#### What the task requires
Return each line of the data below exactly, omitting any pictures.

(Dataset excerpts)
────────────────────────────────────────

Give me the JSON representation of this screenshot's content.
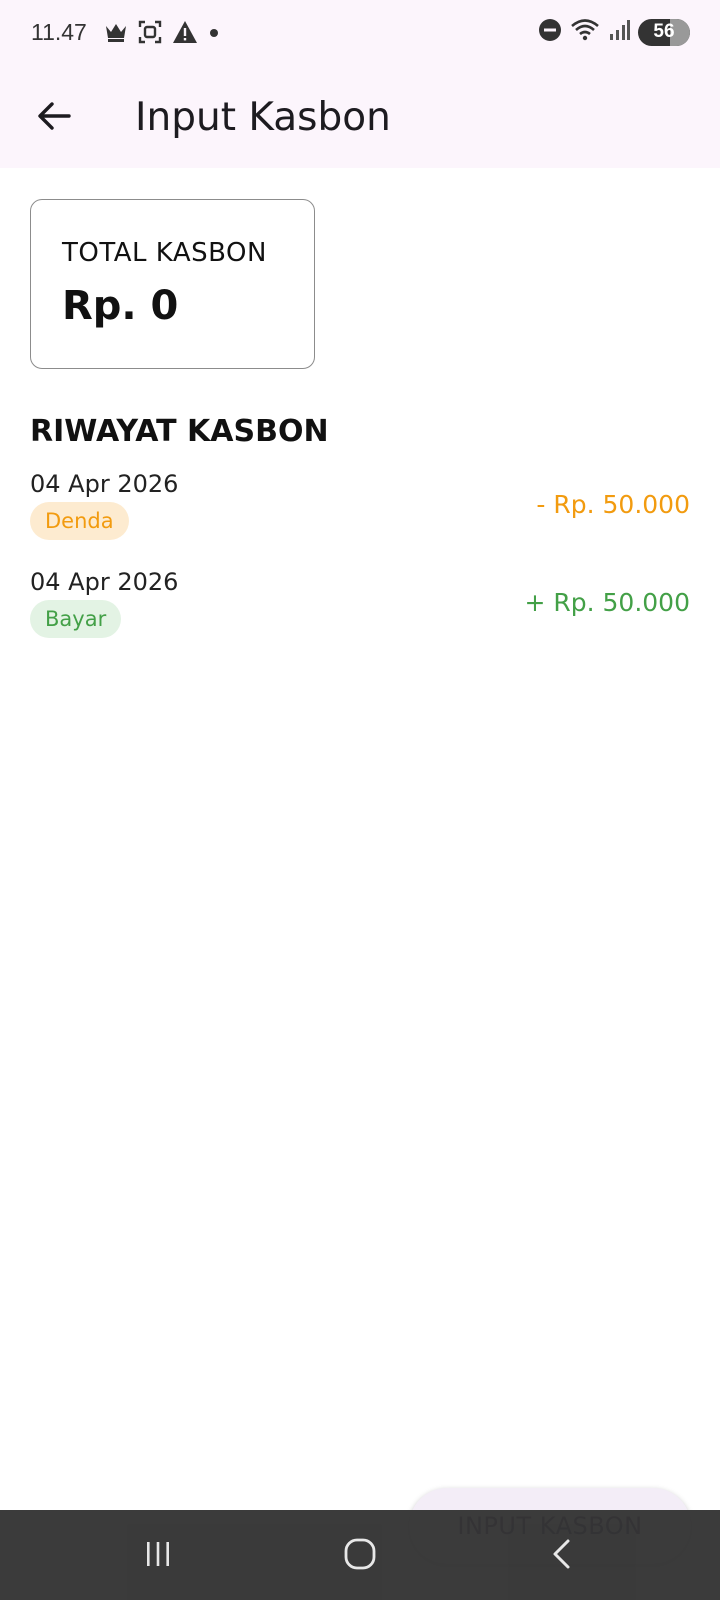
{
  "status_bar": {
    "time": "11.47",
    "battery": "56",
    "icons": [
      "crown-icon",
      "screenshot-icon",
      "warning-icon",
      "dot-icon",
      "dnd-icon",
      "wifi-icon",
      "signal-icon",
      "battery-icon"
    ]
  },
  "app_bar": {
    "title": "Input Kasbon",
    "back_icon": "arrow-left-icon"
  },
  "total": {
    "label": "TOTAL KASBON",
    "value": "Rp. 0"
  },
  "history": {
    "title": "RIWAYAT KASBON",
    "items": [
      {
        "date": "04 Apr 2026",
        "badge": "Denda",
        "amount": "- Rp. 50.000",
        "color": "#f29b0f",
        "badge_bg": "#fdebd0"
      },
      {
        "date": "04 Apr 2026",
        "badge": "Bayar",
        "amount": "+ Rp. 50.000",
        "color": "#43a047",
        "badge_bg": "#e3f3e4"
      }
    ]
  },
  "fab": {
    "label": "INPUT KASBON"
  },
  "colors": {
    "app_bar_bg": "#fcf5fc",
    "nav_bg": "#333333"
  }
}
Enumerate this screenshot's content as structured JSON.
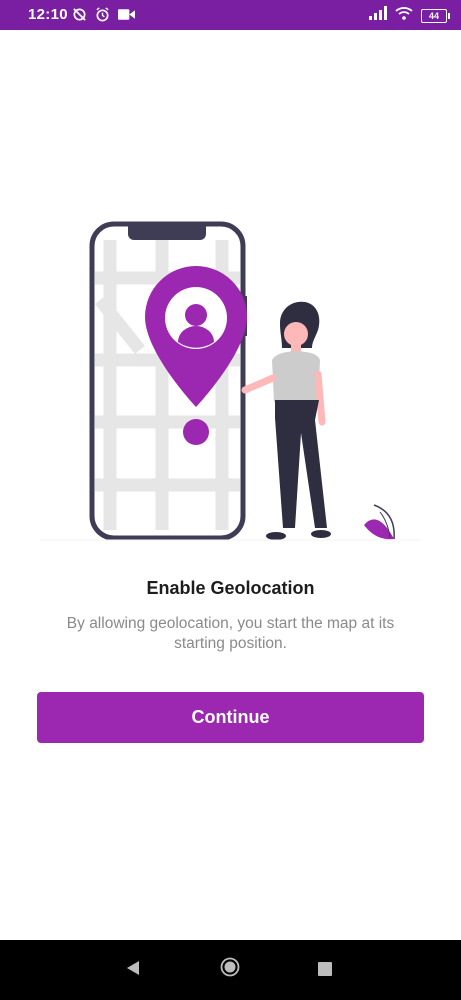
{
  "status_bar": {
    "time": "12:10",
    "battery_level": "44",
    "left_icons": [
      "no-sync-icon",
      "alarm-icon",
      "video-camera-icon"
    ],
    "right_icons": [
      "signal-icon",
      "wifi-icon",
      "battery-icon"
    ],
    "background_color": "#7b1fa2"
  },
  "illustration": {
    "description_icons": [
      "phone-map-icon",
      "location-pin-icon",
      "person-icon",
      "plant-icon"
    ],
    "accent_color": "#9c27b0"
  },
  "content": {
    "title": "Enable Geolocation",
    "subtitle": "By allowing geolocation, you start the map at its starting position."
  },
  "actions": {
    "continue_label": "Continue",
    "button_color": "#9c27b0"
  },
  "nav_bar": {
    "icons": [
      "back-icon",
      "home-icon",
      "recents-icon"
    ]
  }
}
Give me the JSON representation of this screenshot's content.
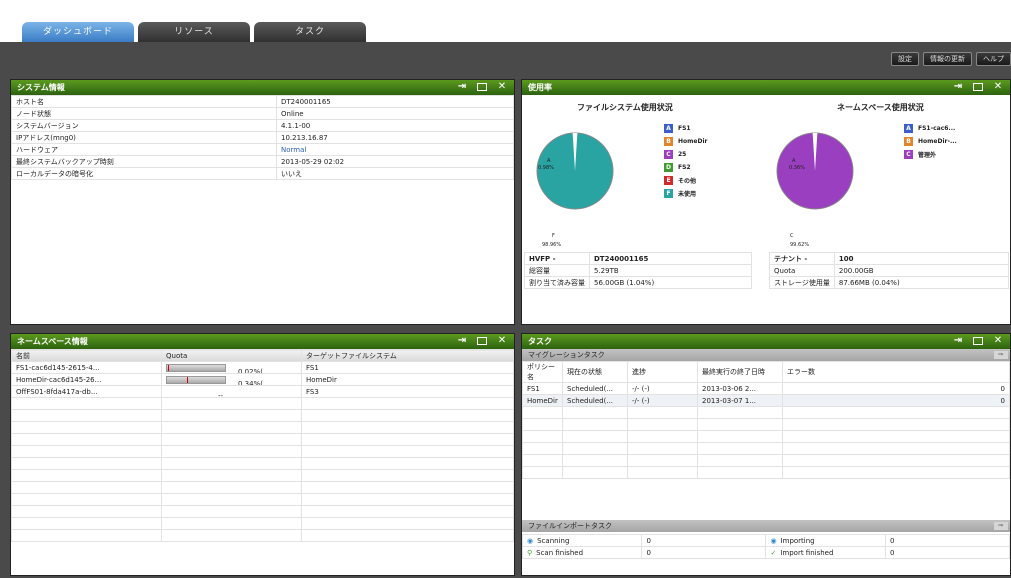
{
  "tabs": [
    "ダッシュボード",
    "リソース",
    "タスク"
  ],
  "toolbar": {
    "settings": "設定",
    "refresh": "情報の更新",
    "help": "ヘルプ"
  },
  "system_info": {
    "title": "システム情報",
    "rows": [
      [
        "ホスト名",
        "DT240001165"
      ],
      [
        "ノード状態",
        "Online"
      ],
      [
        "システムバージョン",
        "4.1.1-00"
      ],
      [
        "IPアドレス(mng0)",
        "10.213.16.87"
      ],
      [
        "ハードウェア",
        "Normal"
      ],
      [
        "最終システムバックアップ時刻",
        "2013-05-29 02:02"
      ],
      [
        "ローカルデータの暗号化",
        "いいえ"
      ]
    ]
  },
  "usage": {
    "title": "使用率",
    "fs_title": "ファイルシステム使用状況",
    "ns_title": "ネームスペース使用状況",
    "fs_legend": [
      {
        "letter": "A",
        "label": "FS1",
        "color": "#3b5fc8"
      },
      {
        "letter": "B",
        "label": "HomeDir",
        "color": "#e0852a"
      },
      {
        "letter": "C",
        "label": "25",
        "color": "#9a3fc0"
      },
      {
        "letter": "D",
        "label": "FS2",
        "color": "#3f9a2f"
      },
      {
        "letter": "E",
        "label": "その他",
        "color": "#d12a2a"
      },
      {
        "letter": "F",
        "label": "未使用",
        "color": "#2aa3a3"
      }
    ],
    "ns_legend": [
      {
        "letter": "A",
        "label": "FS1-cac6...",
        "color": "#3b5fc8"
      },
      {
        "letter": "B",
        "label": "HomeDir-...",
        "color": "#e0852a"
      },
      {
        "letter": "C",
        "label": "管理外",
        "color": "#9a3fc0"
      }
    ],
    "fs_pie": {
      "used_label": "0.98%",
      "free_label": "98.96%",
      "letter_a": "A",
      "letter_f": "F",
      "used_fraction": 0.0104,
      "color": "#2aa3a3"
    },
    "ns_pie": {
      "used_label": "0.36%",
      "free_label": "99.62%",
      "letter_a": "A",
      "letter_c": "C",
      "used_fraction": 0.004,
      "color": "#9a3fc0"
    },
    "fs_table": {
      "head1": "HVFP -",
      "head2": "DT240001165",
      "rows": [
        [
          "総容量",
          "5.29TB"
        ],
        [
          "割り当て済み容量",
          "56.00GB (1.04%)"
        ]
      ]
    },
    "ns_table": {
      "head1": "テナント -",
      "head2": "100",
      "rows": [
        [
          "Quota",
          "200.00GB"
        ],
        [
          "ストレージ使用量",
          "87.66MB (0.04%)"
        ]
      ]
    }
  },
  "namespace_info": {
    "title": "ネームスペース情報",
    "cols": [
      "名前",
      "Quota",
      "ターゲットファイルシステム"
    ],
    "rows": [
      {
        "name": "FS1-cac6d145-2615-4...",
        "quota": "0.02%(...",
        "quota_fill": 0.02,
        "target": "FS1"
      },
      {
        "name": "HomeDir-cac6d145-26...",
        "quota": "0.34%(...",
        "quota_fill": 0.34,
        "target": "HomeDir"
      },
      {
        "name": "OffFS01-8fda417a-db...",
        "quota": "--",
        "quota_fill": null,
        "target": "FS3"
      }
    ]
  },
  "tasks": {
    "title": "タスク",
    "migration_title": "マイグレーションタスク",
    "cols": [
      "ポリシー名",
      "現在の状態",
      "進捗",
      "最終実行の終了日時",
      "エラー数"
    ],
    "rows": [
      [
        "FS1",
        "Scheduled(...",
        "-/- (-)",
        "2013-03-06 2...",
        "0"
      ],
      [
        "HomeDir",
        "Scheduled(...",
        "-/- (-)",
        "2013-03-07 1...",
        "0"
      ]
    ],
    "import_title": "ファイルインポートタスク",
    "import_rows": [
      [
        {
          "icon": "scanning-icon",
          "label": "Scanning",
          "value": "0"
        },
        {
          "icon": "importing-icon",
          "label": "Importing",
          "value": "0"
        }
      ],
      [
        {
          "icon": "scan-finished-icon",
          "label": "Scan finished",
          "value": "0"
        },
        {
          "icon": "import-finished-icon",
          "label": "Import finished",
          "value": "0"
        }
      ]
    ]
  }
}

────────────────────────────────────────

#### Answer
Give me the JSON representation of this screenshot's content.
{
  "status_bar": {
    "time": "11.47",
    "battery": "56",
    "icons": [
      "crown-icon",
      "screenshot-icon",
      "warning-icon",
      "dot-icon",
      "dnd-icon",
      "wifi-icon",
      "signal-icon",
      "battery-icon"
    ]
  },
  "app_bar": {
    "title": "Input Kasbon",
    "back_icon": "arrow-left-icon"
  },
  "total": {
    "label": "TOTAL KASBON",
    "value": "Rp. 0"
  },
  "history": {
    "title": "RIWAYAT KASBON",
    "items": [
      {
        "date": "04 Apr 2026",
        "badge": "Denda",
        "amount": "- Rp. 50.000",
        "color": "#f29b0f",
        "badge_bg": "#fdebd0"
      },
      {
        "date": "04 Apr 2026",
        "badge": "Bayar",
        "amount": "+ Rp. 50.000",
        "color": "#43a047",
        "badge_bg": "#e3f3e4"
      }
    ]
  },
  "fab": {
    "label": "INPUT KASBON"
  },
  "colors": {
    "app_bar_bg": "#fcf5fc",
    "nav_bg": "#333333"
  }
}
Enumerate this screenshot's content as structured JSON.
{
  "status_bar": {
    "time": "12:10",
    "battery_level": "44",
    "left_icons": [
      "no-sync-icon",
      "alarm-icon",
      "video-camera-icon"
    ],
    "right_icons": [
      "signal-icon",
      "wifi-icon",
      "battery-icon"
    ],
    "background_color": "#7b1fa2"
  },
  "illustration": {
    "description_icons": [
      "phone-map-icon",
      "location-pin-icon",
      "person-icon",
      "plant-icon"
    ],
    "accent_color": "#9c27b0"
  },
  "content": {
    "title": "Enable Geolocation",
    "subtitle": "By allowing geolocation, you start the map at its starting position."
  },
  "actions": {
    "continue_label": "Continue",
    "button_color": "#9c27b0"
  },
  "nav_bar": {
    "icons": [
      "back-icon",
      "home-icon",
      "recents-icon"
    ]
  }
}
Give me the JSON representation of this screenshot's content.
{
  "tabs": [
    "ダッシュボード",
    "リソース",
    "タスク"
  ],
  "toolbar": {
    "settings": "設定",
    "refresh": "情報の更新",
    "help": "ヘルプ"
  },
  "system_info": {
    "title": "システム情報",
    "rows": [
      [
        "ホスト名",
        "DT240001165"
      ],
      [
        "ノード状態",
        "Online"
      ],
      [
        "システムバージョン",
        "4.1.1-00"
      ],
      [
        "IPアドレス(mng0)",
        "10.213.16.87"
      ],
      [
        "ハードウェア",
        "Normal"
      ],
      [
        "最終システムバックアップ時刻",
        "2013-05-29 02:02"
      ],
      [
        "ローカルデータの暗号化",
        "いいえ"
      ]
    ]
  },
  "usage": {
    "title": "使用率",
    "fs_title": "ファイルシステム使用状況",
    "ns_title": "ネームスペース使用状況",
    "fs_legend": [
      {
        "letter": "A",
        "label": "FS1",
        "color": "#3b5fc8"
      },
      {
        "letter": "B",
        "label": "HomeDir",
        "color": "#e0852a"
      },
      {
        "letter": "C",
        "label": "25",
        "color": "#9a3fc0"
      },
      {
        "letter": "D",
        "label": "FS2",
        "color": "#3f9a2f"
      },
      {
        "letter": "E",
        "label": "その他",
        "color": "#d12a2a"
      },
      {
        "letter": "F",
        "label": "未使用",
        "color": "#2aa3a3"
      }
    ],
    "ns_legend": [
      {
        "letter": "A",
        "label": "FS1-cac6...",
        "color": "#3b5fc8"
      },
      {
        "letter": "B",
        "label": "HomeDir-...",
        "color": "#e0852a"
      },
      {
        "letter": "C",
        "label": "管理外",
        "color": "#9a3fc0"
      }
    ],
    "fs_pie": {
      "used_label": "0.98%",
      "free_label": "98.96%",
      "letter_a": "A",
      "letter_f": "F",
      "used_fraction": 0.0104,
      "color": "#2aa3a3"
    },
    "ns_pie": {
      "used_label": "0.36%",
      "free_label": "99.62%",
      "letter_a": "A",
      "letter_c": "C",
      "used_fraction": 0.004,
      "color": "#9a3fc0"
    },
    "fs_table": {
      "head1": "HVFP -",
      "head2": "DT240001165",
      "rows": [
        [
          "総容量",
          "5.29TB"
        ],
        [
          "割り当て済み容量",
          "56.00GB (1.04%)"
        ]
      ]
    },
    "ns_table": {
      "head1": "テナント -",
      "head2": "100",
      "rows": [
        [
          "Quota",
          "200.00GB"
        ],
        [
          "ストレージ使用量",
          "87.66MB (0.04%)"
        ]
      ]
    }
  },
  "namespace_info": {
    "title": "ネームスペース情報",
    "cols": [
      "名前",
      "Quota",
      "ターゲットファイルシステム"
    ],
    "rows": [
      {
        "name": "FS1-cac6d145-2615-4...",
        "quota": "0.02%(...",
        "quota_fill": 0.02,
        "target": "FS1"
      },
      {
        "name": "HomeDir-cac6d145-26...",
        "quota": "0.34%(...",
        "quota_fill": 0.34,
        "target": "HomeDir"
      },
      {
        "name": "OffFS01-8fda417a-db...",
        "quota": "--",
        "quota_fill": null,
        "target": "FS3"
      }
    ]
  },
  "tasks": {
    "title": "タスク",
    "migration_title": "マイグレーションタスク",
    "cols": [
      "ポリシー名",
      "現在の状態",
      "進捗",
      "最終実行の終了日時",
      "エラー数"
    ],
    "rows": [
      [
        "FS1",
        "Scheduled(...",
        "-/- (-)",
        "2013-03-06 2...",
        "0"
      ],
      [
        "HomeDir",
        "Scheduled(...",
        "-/- (-)",
        "2013-03-07 1...",
        "0"
      ]
    ],
    "import_title": "ファイルインポートタスク",
    "import_rows": [
      [
        {
          "icon": "scanning-icon",
          "label": "Scanning",
          "value": "0"
        },
        {
          "icon": "importing-icon",
          "label": "Importing",
          "value": "0"
        }
      ],
      [
        {
          "icon": "scan-finished-icon",
          "label": "Scan finished",
          "value": "0"
        },
        {
          "icon": "import-finished-icon",
          "label": "Import finished",
          "value": "0"
        }
      ]
    ]
  }
}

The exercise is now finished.